### EXCERTO DA PÁGINA
● ● ● ● ●
Compreendo perfeitamente quem tem uma paixão pelo futebol.
Não vou pelo discurso “são só onze gajos de cada lado atrás de uma bola a
tentar metê-la numa baliza” pois as descrições literais revelam quase sempre
muito pouco daquilo que nos atrai nas coisas. Por exemplo, uma outra paixão
masculina deveras conhecida poderia ser descrita como “a parte do corpo
feminino, constituída essencialmente por tecido adiposo, responsável pela
produção de leite após o parto”. É esquisito, mas é a realidade; nós gostamos de
coisas banais.
Mas uma coisa é ter o futebol como paixão. Outra, é o
futebol ser a única paixão de uma pessoa. Ser o único aspecto da vida que faz a
pessoa rir, chorar, exaltar-se, enfim, sentir-se viva. Olhemos para o comum dos
portugueses. Esqueçam a família, nem nos lembrem a política, muito menos a
literatura, as artes, a ciência, e o conhecimento em geral. A única coisa que
faz vibrar realmente um português é o futebol. Esse comportamento básico e
acéfalo é totalmente inaceitável.
● ● ● ● ●
Entradas de elementos em caixa
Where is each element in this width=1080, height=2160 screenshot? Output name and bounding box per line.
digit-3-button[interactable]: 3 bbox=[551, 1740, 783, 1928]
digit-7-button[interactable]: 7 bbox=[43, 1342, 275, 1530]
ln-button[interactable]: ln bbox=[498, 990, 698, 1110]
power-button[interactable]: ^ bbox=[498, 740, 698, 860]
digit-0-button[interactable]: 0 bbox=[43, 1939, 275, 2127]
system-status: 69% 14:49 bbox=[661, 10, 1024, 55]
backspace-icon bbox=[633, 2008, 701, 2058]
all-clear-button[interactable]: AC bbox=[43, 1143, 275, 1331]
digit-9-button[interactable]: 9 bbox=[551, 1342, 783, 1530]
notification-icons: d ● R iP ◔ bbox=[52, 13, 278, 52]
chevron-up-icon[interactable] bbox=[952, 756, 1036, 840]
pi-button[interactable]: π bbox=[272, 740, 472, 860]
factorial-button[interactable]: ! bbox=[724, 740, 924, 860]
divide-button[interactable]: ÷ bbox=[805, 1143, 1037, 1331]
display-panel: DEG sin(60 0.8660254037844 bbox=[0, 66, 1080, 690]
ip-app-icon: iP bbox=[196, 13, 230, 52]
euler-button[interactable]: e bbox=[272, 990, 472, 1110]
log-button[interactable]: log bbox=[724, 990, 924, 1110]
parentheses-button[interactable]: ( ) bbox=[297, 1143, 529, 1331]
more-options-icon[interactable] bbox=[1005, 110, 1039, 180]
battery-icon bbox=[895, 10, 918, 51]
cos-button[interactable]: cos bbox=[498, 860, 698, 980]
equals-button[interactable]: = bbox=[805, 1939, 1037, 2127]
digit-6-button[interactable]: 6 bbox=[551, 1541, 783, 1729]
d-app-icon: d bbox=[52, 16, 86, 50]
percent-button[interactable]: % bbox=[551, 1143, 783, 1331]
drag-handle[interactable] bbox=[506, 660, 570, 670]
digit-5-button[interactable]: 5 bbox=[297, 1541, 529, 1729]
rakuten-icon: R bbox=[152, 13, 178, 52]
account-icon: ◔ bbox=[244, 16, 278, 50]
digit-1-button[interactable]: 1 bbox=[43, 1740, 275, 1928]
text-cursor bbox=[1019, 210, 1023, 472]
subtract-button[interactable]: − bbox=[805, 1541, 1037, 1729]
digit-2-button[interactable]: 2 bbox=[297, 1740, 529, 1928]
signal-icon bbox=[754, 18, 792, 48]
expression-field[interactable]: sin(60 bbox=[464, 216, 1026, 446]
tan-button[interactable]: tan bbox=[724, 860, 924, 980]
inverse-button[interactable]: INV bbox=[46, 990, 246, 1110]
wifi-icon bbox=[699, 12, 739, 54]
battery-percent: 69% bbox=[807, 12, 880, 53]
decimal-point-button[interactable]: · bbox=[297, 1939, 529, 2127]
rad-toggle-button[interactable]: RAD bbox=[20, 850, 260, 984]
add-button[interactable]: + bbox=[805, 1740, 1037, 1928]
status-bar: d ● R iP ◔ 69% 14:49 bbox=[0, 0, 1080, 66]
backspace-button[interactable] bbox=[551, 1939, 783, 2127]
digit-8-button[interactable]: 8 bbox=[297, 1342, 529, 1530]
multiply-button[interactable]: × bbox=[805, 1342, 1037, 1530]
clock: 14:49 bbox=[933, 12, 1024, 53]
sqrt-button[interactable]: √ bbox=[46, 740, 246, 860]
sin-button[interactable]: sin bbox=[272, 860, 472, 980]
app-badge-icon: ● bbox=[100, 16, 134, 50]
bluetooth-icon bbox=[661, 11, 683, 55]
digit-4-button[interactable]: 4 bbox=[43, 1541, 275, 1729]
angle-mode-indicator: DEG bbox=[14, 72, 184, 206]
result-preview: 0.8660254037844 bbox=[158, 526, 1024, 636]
● ● ● ● ●
### TAREFA PROPOSTA A
Enumere tudo o que, segundo o texto sobre a paixão pelo futebol, faz uma pessoa quando o futebol é o único aspeto da sua vida que a move.
### TAREFA PROPOSTA B
Cite o texto sobre a paixão pelo futebol desde "Compreendo perfeitamente quem" até "coisas banais.".

### RESULTADO DA TAREFA A
Rir, chorar, exaltar-se e sentir-se viva.

### RESULTADO DA TAREFA B
Compreendo perfeitamente quem tem uma paixão pelo futebol.
Não vou pelo discurso “são só onze gajos de cada lado atrás de uma bola a
tentar metê-la numa baliza” pois as descrições literais revelam quase sempre
muito pouco daquilo que nos atrai nas coisas. Por exemplo, uma outra paixão
masculina deveras conhecida poderia ser descrita como “a parte do corpo
feminino, constituída essencialmente por tecido adiposo, responsável pela
produção de leite após o parto”. É esquisito, mas é a realidade; nós gostamos de
coisas banais.